>> START Dataset rows

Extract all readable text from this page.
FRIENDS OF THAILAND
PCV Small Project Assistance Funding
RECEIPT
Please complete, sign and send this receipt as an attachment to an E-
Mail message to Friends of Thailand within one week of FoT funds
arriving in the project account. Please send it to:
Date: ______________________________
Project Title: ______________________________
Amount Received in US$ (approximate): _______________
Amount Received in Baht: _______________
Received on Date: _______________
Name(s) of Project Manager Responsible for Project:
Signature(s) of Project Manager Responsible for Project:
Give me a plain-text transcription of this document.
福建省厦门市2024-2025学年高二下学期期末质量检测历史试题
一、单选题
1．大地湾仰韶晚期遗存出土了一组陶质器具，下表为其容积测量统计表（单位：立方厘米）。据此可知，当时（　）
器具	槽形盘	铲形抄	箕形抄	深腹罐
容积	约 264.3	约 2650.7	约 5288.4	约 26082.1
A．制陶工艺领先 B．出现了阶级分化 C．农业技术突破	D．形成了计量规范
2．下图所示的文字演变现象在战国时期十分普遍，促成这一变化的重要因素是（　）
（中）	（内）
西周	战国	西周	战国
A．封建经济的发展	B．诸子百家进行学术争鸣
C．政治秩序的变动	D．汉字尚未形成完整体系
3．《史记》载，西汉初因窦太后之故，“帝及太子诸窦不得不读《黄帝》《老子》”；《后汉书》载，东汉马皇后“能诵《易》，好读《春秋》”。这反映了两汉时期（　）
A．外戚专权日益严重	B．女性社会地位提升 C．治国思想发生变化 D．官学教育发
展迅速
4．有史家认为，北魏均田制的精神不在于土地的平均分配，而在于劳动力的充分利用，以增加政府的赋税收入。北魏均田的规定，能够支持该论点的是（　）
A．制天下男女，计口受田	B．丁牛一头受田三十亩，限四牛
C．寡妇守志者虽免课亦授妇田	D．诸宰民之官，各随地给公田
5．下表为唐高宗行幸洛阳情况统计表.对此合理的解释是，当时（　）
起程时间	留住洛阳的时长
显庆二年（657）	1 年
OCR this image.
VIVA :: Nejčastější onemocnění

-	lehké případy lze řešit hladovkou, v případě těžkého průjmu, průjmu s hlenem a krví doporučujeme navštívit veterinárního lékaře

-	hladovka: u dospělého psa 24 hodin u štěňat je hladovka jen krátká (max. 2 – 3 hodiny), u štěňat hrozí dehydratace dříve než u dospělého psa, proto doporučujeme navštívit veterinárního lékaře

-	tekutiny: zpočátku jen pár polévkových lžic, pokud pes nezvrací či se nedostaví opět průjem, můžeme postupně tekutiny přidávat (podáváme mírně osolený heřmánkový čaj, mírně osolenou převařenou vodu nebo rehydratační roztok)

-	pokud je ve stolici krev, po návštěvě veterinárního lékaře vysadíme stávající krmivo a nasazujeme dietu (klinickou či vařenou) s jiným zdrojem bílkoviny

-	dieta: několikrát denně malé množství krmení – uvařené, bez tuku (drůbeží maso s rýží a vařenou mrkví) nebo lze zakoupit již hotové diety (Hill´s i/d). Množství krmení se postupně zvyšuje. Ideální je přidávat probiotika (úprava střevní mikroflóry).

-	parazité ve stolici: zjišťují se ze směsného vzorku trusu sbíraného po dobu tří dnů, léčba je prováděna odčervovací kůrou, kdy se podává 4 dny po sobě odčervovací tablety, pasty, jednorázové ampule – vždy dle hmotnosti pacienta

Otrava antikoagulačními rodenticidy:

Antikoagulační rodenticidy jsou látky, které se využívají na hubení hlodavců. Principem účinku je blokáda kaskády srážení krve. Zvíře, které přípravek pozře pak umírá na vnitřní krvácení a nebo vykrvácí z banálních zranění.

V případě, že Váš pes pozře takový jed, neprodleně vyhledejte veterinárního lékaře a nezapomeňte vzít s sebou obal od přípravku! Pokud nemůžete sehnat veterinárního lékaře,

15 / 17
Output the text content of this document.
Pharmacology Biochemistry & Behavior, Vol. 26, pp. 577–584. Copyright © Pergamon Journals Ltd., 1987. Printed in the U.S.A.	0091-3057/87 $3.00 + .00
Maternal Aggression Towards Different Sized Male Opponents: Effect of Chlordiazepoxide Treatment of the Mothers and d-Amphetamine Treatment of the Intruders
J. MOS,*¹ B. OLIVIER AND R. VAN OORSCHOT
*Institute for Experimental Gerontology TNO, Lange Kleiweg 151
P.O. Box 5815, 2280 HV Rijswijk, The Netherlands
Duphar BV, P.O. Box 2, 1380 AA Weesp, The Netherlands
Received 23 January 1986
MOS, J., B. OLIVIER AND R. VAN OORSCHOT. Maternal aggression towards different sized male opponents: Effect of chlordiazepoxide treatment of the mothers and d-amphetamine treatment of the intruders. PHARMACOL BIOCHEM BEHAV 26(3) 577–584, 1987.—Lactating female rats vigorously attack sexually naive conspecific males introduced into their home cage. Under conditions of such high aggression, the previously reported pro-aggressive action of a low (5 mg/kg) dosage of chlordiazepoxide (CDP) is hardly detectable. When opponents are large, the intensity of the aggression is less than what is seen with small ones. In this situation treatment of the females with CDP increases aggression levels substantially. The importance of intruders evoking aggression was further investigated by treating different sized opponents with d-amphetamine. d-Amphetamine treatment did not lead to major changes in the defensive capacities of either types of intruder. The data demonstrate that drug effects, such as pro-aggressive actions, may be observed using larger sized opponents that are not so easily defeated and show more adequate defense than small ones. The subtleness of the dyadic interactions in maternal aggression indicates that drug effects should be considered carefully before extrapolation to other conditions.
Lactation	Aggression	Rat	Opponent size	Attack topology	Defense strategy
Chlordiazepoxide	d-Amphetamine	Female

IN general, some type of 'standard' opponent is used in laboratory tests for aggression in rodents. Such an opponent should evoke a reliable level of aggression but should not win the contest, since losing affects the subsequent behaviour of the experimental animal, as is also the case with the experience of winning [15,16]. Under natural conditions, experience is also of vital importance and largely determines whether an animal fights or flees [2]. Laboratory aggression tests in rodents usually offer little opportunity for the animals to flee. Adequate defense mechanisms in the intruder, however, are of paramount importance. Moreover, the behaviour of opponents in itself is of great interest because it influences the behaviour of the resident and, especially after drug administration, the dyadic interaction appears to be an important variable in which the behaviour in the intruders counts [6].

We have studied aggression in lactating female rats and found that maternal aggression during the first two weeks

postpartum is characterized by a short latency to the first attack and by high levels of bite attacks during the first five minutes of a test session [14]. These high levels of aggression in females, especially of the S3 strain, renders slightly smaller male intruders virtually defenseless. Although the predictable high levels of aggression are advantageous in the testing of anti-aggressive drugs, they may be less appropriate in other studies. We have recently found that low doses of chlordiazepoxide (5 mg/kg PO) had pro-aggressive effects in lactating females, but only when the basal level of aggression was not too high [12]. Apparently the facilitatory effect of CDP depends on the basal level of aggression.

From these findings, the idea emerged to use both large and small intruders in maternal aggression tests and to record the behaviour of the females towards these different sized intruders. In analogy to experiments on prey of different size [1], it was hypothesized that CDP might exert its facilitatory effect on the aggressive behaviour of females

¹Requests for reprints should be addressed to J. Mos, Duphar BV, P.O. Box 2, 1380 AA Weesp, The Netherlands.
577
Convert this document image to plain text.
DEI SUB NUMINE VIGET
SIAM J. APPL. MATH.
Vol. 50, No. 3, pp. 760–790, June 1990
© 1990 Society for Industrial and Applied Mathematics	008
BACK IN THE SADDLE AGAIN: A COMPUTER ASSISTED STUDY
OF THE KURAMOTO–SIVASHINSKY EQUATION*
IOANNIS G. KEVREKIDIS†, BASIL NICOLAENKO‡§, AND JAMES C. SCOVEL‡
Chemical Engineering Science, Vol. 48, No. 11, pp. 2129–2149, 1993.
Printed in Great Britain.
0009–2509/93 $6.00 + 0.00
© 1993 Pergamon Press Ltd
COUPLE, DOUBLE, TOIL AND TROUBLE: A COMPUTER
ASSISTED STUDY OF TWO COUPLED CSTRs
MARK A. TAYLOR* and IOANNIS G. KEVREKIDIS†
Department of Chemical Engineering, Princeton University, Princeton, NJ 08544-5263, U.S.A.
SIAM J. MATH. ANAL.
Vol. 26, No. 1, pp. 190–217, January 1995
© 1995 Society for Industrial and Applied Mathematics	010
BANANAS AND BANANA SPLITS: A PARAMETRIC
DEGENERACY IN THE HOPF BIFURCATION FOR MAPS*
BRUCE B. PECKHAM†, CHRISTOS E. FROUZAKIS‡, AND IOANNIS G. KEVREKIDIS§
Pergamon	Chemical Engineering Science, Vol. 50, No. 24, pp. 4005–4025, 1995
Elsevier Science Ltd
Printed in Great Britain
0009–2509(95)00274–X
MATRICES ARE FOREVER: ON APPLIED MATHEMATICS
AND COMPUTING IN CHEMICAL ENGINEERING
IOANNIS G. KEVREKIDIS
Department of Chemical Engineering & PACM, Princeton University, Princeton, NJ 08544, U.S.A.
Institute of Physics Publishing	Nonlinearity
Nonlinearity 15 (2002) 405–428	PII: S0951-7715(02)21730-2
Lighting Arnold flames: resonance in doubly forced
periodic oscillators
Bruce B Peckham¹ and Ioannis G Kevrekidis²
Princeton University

>> END Dataset rows

**Directive:** Return from the data every line that holds "Nonlinearity".

**Solution to the problem:**
Institute of Physics Publishing	Nonlinearity
Nonlinearity 15 (2002) 405–428	PII: S0951-7715(02)21730-2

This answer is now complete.